• [Recorded information]:
###

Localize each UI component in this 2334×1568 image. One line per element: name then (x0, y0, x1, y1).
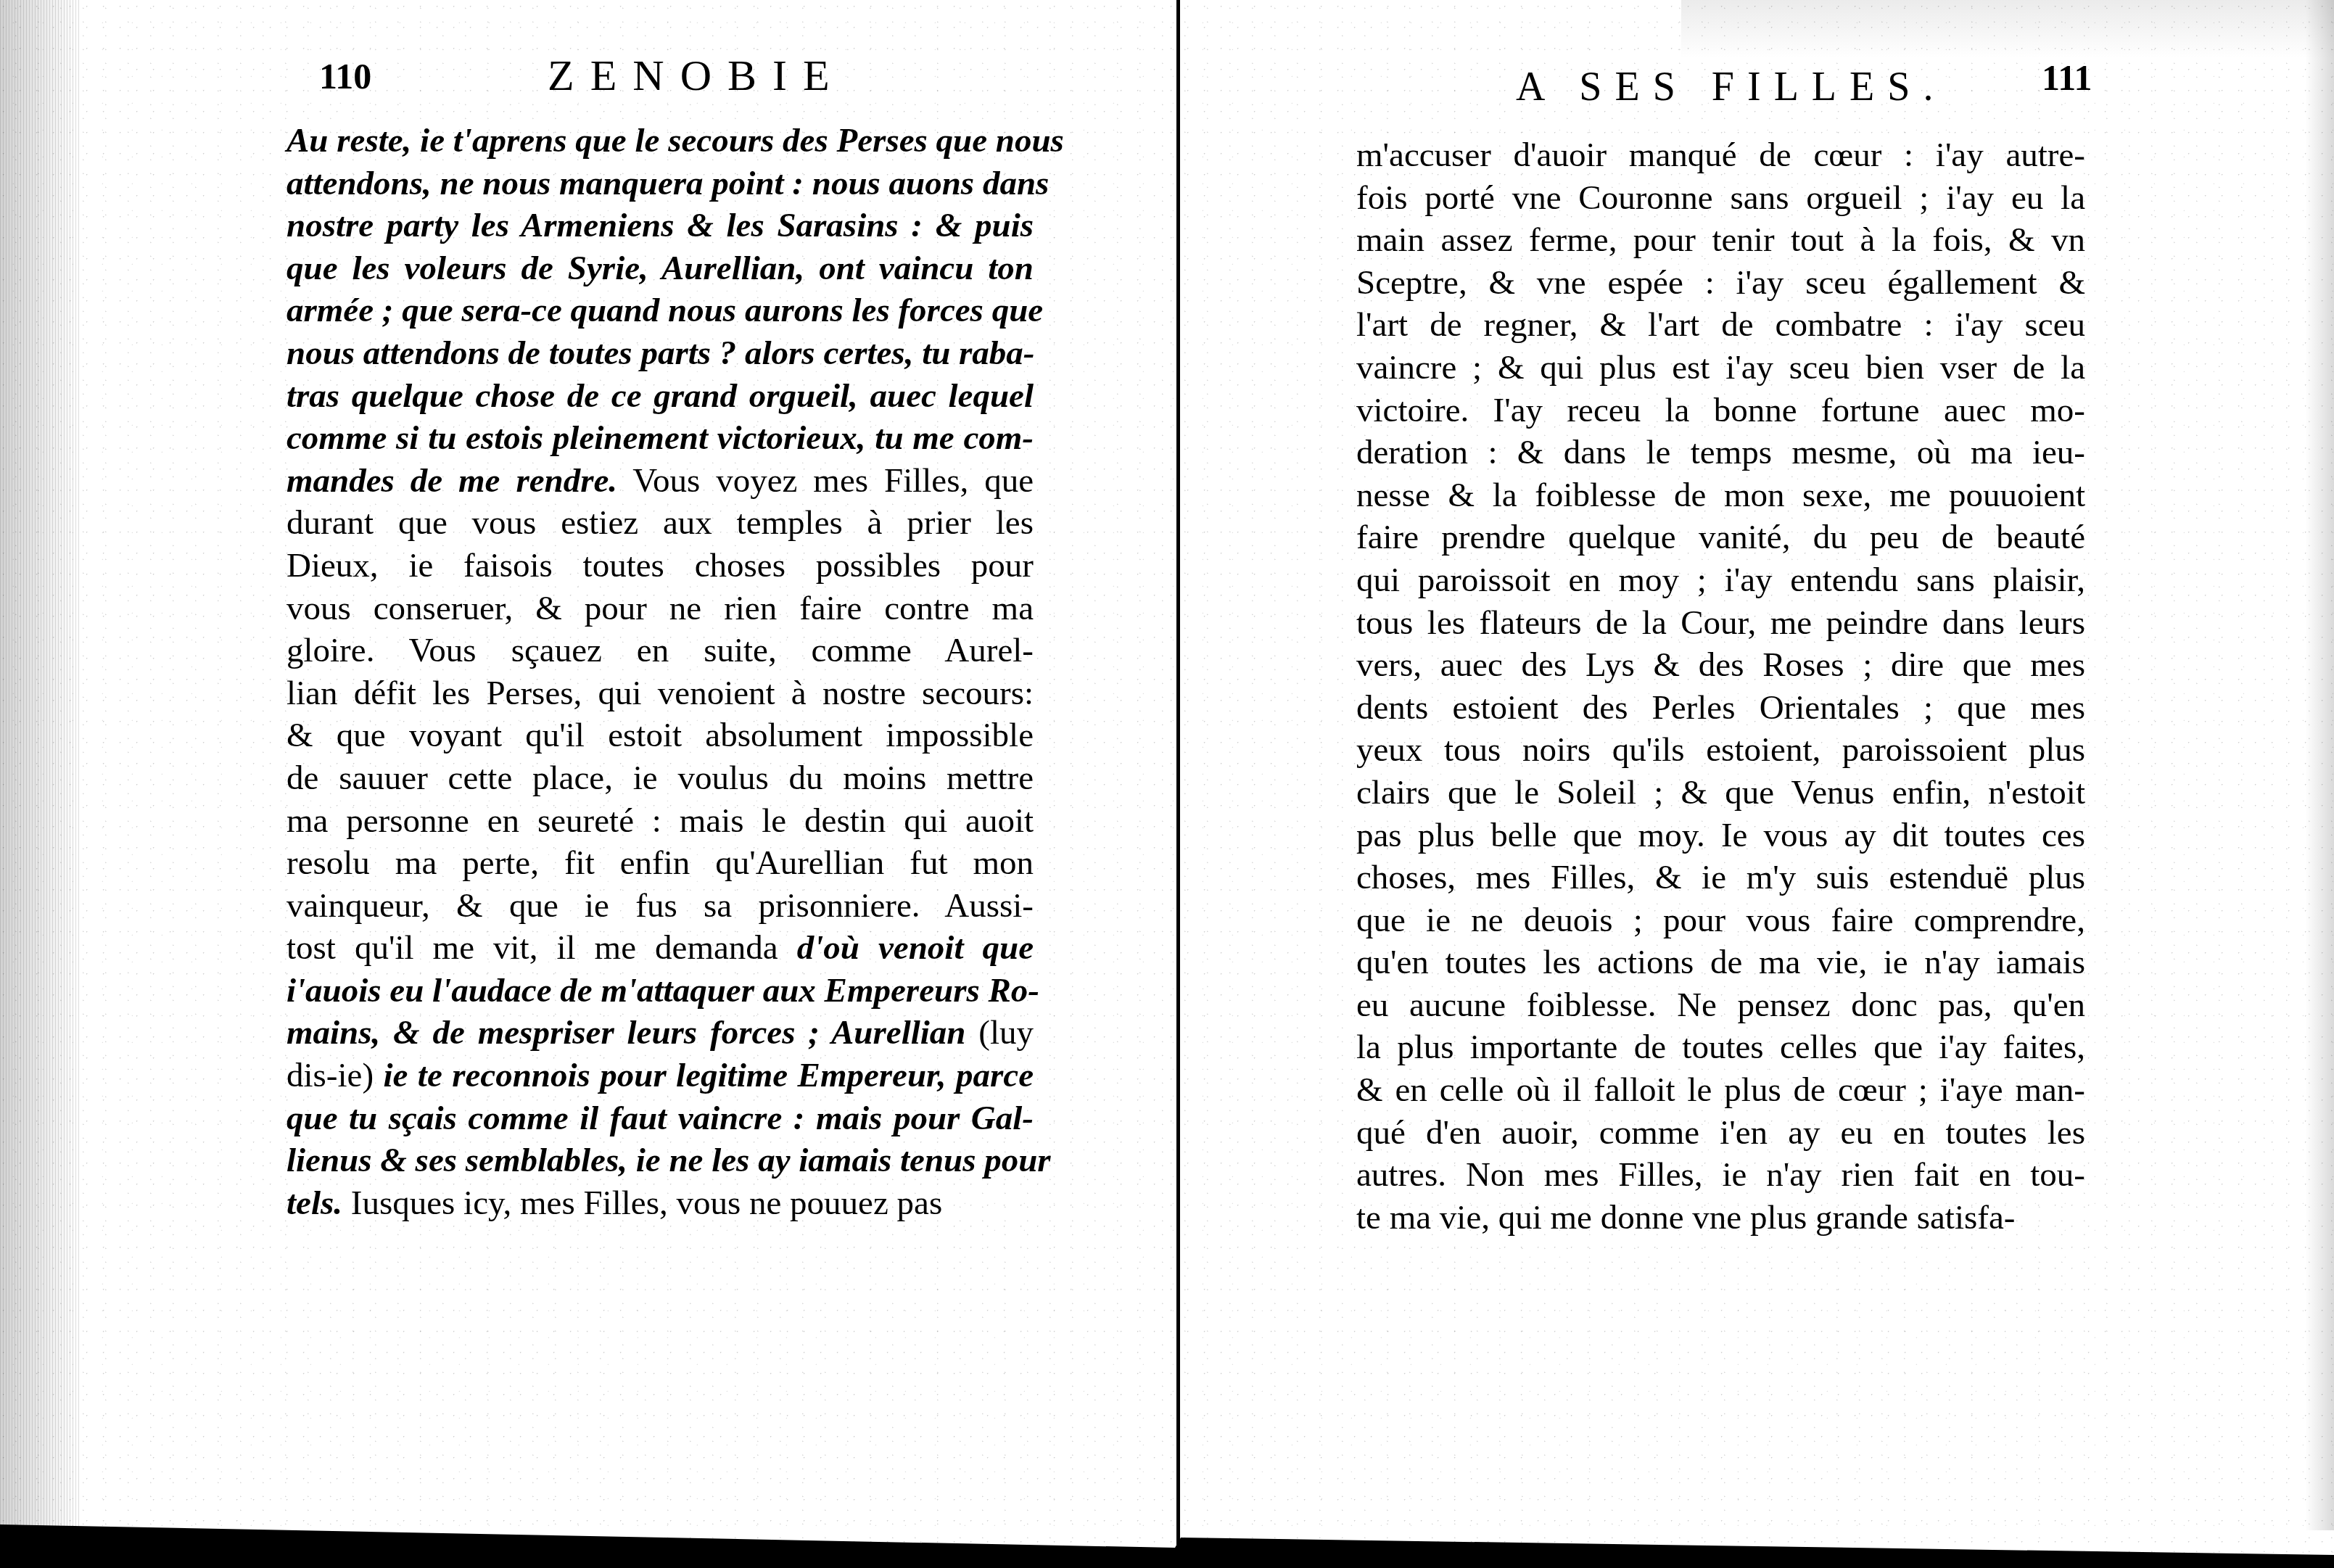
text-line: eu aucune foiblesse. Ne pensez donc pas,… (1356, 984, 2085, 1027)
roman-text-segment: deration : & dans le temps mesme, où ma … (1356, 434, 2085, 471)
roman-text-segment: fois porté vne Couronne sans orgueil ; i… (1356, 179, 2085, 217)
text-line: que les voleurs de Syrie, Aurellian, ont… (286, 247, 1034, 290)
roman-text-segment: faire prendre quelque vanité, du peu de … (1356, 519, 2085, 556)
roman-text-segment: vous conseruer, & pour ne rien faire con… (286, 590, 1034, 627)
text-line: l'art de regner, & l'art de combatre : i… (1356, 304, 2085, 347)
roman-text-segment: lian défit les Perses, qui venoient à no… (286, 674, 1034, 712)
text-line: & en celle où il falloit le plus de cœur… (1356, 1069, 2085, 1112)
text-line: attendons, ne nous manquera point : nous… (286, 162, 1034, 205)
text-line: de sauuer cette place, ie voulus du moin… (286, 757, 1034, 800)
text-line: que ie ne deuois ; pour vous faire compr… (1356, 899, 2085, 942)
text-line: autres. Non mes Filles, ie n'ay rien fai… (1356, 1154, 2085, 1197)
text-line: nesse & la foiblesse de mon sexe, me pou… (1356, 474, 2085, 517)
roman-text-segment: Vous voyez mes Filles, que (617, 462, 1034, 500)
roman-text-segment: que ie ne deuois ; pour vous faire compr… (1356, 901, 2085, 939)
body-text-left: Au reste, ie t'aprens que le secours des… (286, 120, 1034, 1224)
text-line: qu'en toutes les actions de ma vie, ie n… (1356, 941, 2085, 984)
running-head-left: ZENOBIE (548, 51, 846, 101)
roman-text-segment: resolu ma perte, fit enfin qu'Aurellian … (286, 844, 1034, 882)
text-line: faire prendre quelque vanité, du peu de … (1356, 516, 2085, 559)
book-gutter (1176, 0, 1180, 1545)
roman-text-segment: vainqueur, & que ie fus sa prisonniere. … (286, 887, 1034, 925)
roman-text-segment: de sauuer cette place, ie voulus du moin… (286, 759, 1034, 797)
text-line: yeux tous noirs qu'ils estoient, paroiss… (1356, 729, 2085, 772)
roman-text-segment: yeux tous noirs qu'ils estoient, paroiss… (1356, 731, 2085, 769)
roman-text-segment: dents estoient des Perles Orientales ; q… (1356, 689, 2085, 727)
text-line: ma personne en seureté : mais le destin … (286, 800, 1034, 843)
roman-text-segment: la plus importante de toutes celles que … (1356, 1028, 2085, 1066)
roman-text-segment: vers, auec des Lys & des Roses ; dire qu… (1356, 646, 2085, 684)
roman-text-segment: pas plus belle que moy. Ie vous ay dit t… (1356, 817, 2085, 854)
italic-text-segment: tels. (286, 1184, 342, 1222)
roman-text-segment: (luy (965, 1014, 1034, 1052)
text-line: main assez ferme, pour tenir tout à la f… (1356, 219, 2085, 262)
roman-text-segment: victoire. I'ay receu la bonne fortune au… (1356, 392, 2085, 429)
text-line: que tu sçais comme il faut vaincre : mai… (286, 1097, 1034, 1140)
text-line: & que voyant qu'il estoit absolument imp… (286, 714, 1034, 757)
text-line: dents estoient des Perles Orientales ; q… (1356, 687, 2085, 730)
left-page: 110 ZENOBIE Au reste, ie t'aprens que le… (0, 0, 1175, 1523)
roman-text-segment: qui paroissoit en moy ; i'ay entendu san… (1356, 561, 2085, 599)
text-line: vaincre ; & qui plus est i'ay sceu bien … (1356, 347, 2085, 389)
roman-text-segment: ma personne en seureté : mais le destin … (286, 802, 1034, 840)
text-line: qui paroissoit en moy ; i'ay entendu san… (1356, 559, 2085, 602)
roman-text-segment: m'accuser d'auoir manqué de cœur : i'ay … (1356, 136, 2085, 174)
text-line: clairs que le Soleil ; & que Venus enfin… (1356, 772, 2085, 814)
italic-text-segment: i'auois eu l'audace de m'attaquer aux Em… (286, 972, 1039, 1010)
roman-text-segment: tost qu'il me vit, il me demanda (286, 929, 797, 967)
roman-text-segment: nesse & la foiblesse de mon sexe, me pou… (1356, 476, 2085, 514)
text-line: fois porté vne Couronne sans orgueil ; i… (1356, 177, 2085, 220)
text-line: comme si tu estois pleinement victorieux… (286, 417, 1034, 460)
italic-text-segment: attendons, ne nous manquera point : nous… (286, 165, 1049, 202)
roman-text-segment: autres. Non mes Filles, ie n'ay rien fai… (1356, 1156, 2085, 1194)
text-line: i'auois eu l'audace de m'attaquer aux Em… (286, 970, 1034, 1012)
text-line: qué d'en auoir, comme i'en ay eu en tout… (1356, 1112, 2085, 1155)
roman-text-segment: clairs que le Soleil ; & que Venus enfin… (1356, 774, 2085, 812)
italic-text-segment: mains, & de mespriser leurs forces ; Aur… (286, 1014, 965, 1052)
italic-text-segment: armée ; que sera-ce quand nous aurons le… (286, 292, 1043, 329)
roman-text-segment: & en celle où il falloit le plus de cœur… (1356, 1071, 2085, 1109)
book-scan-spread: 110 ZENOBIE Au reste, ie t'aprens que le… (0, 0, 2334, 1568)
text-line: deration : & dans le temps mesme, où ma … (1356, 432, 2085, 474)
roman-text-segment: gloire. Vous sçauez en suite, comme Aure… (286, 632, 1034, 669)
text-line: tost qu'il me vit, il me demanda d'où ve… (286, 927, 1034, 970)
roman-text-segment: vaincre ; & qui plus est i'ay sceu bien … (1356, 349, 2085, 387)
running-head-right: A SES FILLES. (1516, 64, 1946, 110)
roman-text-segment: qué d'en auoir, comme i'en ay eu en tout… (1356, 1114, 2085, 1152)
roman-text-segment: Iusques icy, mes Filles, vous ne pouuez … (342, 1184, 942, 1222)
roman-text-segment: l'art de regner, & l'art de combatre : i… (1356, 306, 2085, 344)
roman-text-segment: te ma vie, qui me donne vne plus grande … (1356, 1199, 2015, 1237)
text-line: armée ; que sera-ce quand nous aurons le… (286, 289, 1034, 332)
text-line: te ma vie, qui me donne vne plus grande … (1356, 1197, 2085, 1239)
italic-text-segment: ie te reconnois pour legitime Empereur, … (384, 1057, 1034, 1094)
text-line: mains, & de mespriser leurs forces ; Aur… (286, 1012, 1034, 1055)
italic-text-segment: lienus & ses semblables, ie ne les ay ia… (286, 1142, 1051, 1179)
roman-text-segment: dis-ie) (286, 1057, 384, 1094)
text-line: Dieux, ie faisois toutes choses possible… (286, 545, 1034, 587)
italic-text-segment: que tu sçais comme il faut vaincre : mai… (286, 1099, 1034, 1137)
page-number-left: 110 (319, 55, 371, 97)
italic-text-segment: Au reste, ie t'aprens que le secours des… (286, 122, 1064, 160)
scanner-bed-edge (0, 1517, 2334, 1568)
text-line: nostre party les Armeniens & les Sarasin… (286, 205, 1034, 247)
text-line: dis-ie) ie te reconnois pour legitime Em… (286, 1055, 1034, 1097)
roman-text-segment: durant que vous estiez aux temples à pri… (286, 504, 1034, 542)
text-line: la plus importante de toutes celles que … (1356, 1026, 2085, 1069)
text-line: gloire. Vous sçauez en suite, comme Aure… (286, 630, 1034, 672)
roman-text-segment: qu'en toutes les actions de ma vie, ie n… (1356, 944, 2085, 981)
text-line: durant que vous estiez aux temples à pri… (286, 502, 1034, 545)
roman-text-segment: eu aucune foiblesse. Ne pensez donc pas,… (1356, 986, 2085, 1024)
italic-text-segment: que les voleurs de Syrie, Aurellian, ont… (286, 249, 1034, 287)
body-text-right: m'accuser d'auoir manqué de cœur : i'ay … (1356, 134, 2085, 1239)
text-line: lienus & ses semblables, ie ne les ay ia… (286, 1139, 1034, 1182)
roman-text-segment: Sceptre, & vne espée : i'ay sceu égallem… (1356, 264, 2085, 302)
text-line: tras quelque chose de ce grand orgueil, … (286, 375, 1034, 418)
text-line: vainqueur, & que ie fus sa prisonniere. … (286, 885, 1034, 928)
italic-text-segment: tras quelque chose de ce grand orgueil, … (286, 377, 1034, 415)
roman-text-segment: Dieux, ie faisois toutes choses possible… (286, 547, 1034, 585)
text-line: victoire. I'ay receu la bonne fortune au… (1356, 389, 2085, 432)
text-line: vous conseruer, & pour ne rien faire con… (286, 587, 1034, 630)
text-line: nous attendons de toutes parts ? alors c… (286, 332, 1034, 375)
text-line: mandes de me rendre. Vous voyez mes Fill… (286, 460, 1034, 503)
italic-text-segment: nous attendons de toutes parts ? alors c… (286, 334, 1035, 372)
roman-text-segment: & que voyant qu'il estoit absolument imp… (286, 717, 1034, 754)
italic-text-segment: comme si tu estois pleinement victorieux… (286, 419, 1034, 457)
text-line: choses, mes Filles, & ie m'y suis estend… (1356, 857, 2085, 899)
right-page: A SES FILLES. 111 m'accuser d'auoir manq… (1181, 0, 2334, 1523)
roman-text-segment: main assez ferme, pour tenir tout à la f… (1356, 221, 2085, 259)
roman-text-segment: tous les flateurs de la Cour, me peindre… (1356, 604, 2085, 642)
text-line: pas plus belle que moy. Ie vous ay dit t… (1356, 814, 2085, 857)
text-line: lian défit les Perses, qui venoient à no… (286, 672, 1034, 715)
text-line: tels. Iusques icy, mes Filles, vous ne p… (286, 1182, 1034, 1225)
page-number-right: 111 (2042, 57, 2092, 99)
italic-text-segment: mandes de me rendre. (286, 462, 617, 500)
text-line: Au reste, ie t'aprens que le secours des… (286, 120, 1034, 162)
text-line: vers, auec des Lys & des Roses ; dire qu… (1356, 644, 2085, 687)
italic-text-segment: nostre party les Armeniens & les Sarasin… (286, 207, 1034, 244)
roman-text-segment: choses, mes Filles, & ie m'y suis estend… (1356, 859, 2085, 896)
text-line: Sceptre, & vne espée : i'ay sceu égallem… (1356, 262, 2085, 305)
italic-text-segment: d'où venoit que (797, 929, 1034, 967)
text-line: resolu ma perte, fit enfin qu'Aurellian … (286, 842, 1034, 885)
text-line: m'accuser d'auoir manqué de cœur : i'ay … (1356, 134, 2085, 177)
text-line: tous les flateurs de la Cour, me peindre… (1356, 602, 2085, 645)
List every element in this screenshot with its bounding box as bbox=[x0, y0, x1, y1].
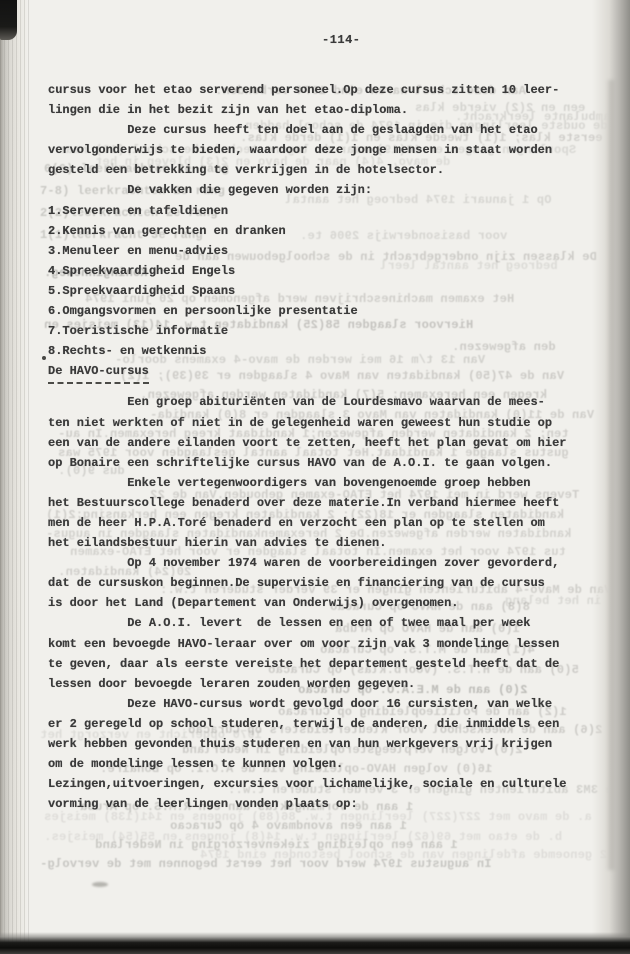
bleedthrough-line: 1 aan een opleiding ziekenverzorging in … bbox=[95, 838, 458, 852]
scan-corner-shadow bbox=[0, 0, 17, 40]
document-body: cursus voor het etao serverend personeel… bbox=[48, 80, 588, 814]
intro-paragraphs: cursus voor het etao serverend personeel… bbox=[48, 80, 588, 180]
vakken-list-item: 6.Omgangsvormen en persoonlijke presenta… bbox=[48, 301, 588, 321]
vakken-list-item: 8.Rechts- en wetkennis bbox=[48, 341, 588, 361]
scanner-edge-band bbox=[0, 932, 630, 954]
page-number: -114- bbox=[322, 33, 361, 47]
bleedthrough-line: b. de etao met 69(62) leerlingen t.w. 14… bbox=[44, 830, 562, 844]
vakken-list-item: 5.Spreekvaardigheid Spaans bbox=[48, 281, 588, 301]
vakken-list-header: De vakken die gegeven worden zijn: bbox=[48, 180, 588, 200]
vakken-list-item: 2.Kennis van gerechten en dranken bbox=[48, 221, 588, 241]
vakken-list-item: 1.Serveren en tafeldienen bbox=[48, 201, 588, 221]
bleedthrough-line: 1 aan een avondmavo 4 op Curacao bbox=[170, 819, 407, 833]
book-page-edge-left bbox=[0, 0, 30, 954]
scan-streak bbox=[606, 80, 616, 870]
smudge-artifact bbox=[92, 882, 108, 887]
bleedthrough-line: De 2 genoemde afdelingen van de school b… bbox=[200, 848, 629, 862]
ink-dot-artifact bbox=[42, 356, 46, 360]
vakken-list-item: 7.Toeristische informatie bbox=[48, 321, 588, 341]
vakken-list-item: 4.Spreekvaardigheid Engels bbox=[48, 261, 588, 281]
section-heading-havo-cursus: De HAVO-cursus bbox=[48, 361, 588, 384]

###

• [Stated exercise]: Can you write out everything from the line containing "text-line: eu aucune" down to the line containing "text-line: attendons, ne", switching "Aurellian" to "Aurélien" and leaving all else unchanged?

• [Exercise response]:
text-line: eu aucune foiblesse. Ne pensez donc pas,… (1356, 984, 2085, 1027)
roman-text-segment: deration : & dans le temps mesme, où ma … (1356, 434, 2085, 471)
roman-text-segment: fois porté vne Couronne sans orgueil ; i… (1356, 179, 2085, 217)
text-line: que les voleurs de Syrie, Aurélien, ont… (286, 247, 1034, 290)
roman-text-segment: faire prendre quelque vanité, du peu de … (1356, 519, 2085, 556)
roman-text-segment: vous conseruer, & pour ne rien faire con… (286, 590, 1034, 627)
text-line: l'art de regner, & l'art de combatre : i… (1356, 304, 2085, 347)
roman-text-segment: lian défit les Perses, qui venoient à no… (286, 674, 1034, 712)
text-line: & en celle où il falloit le plus de cœur… (1356, 1069, 2085, 1112)
text-line: attendons, ne nous manquera point : nous… (286, 162, 1034, 205)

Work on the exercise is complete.